### Extracted material
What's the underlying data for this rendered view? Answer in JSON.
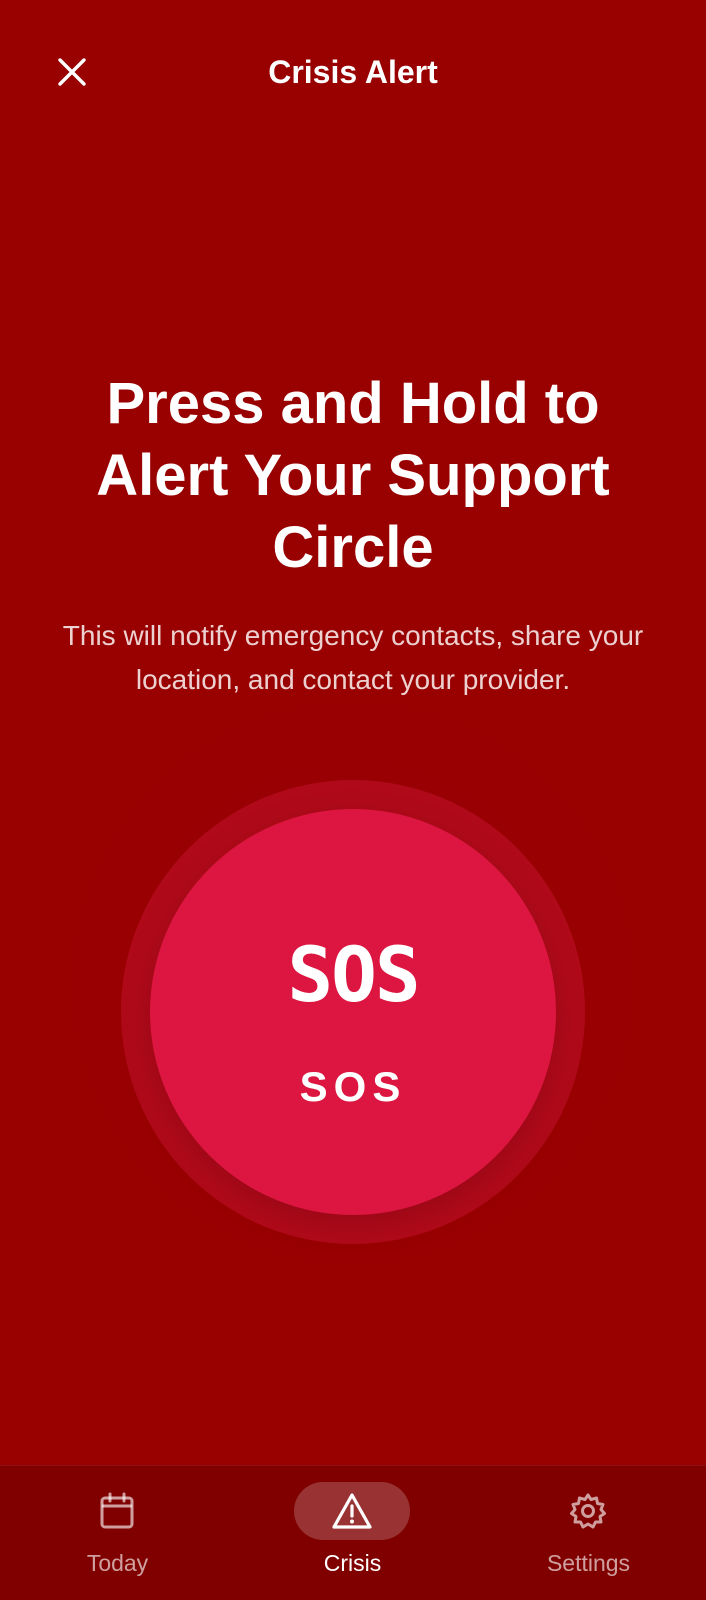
{
  "header": {
    "title": "Crisis Alert",
    "close_icon": "close-icon"
  },
  "main": {
    "headline": "Press and Hold to Alert Your Support Circle",
    "description": "This will notify emergency contacts, share your location, and contact your provider.",
    "sos_button": {
      "icon_text": "SOS",
      "label": "SOS"
    }
  },
  "bottom_nav": {
    "items": [
      {
        "label": "Today",
        "icon": "calendar-icon",
        "active": false
      },
      {
        "label": "Crisis",
        "icon": "warning-icon",
        "active": true
      },
      {
        "label": "Settings",
        "icon": "gear-icon",
        "active": false
      }
    ]
  },
  "colors": {
    "background": "#990000",
    "sos_button": "#dc1640",
    "sos_ring": "#b00a1a",
    "nav_background": "#800000"
  }
}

### Exercise instructions
Print out the material word for word, omitting the pictures.

### Full response
What's the underlying data for this rendered view? Answer in JSON.
{
  "header": {
    "title": "Crisis Alert",
    "close_icon": "close-icon"
  },
  "main": {
    "headline": "Press and Hold to Alert Your Support Circle",
    "description": "This will notify emergency contacts, share your location, and contact your provider.",
    "sos_button": {
      "icon_text": "SOS",
      "label": "SOS"
    }
  },
  "bottom_nav": {
    "items": [
      {
        "label": "Today",
        "icon": "calendar-icon",
        "active": false
      },
      {
        "label": "Crisis",
        "icon": "warning-icon",
        "active": true
      },
      {
        "label": "Settings",
        "icon": "gear-icon",
        "active": false
      }
    ]
  },
  "colors": {
    "background": "#990000",
    "sos_button": "#dc1640",
    "sos_ring": "#b00a1a",
    "nav_background": "#800000"
  }
}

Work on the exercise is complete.